## Exercise objective
Return the lines of the data below in which the string "calm" occurs.

════

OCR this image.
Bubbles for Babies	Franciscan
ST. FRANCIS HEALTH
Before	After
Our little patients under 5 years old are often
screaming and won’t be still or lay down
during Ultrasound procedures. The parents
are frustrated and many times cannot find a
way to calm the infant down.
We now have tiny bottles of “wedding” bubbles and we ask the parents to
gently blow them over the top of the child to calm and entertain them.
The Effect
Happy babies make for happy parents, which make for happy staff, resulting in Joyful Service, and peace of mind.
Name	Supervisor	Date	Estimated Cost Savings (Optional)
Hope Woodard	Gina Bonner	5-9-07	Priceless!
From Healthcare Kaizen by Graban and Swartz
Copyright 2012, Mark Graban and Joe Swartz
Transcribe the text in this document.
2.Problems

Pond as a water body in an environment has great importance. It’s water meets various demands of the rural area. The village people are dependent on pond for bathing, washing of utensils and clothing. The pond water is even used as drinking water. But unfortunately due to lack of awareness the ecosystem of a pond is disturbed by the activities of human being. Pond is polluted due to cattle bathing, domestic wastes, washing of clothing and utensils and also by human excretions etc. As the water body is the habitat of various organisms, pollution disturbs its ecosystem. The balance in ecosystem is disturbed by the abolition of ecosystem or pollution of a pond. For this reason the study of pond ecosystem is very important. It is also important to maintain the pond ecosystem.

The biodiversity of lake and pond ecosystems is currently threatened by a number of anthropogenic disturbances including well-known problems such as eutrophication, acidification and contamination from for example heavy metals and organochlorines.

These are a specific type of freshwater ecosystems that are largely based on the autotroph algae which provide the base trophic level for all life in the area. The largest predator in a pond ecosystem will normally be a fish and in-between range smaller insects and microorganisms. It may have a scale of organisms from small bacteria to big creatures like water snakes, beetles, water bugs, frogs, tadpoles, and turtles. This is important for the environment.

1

════

## Written answer
way to calm the infant down.
gently blow them over the top of the child to calm and entertain them.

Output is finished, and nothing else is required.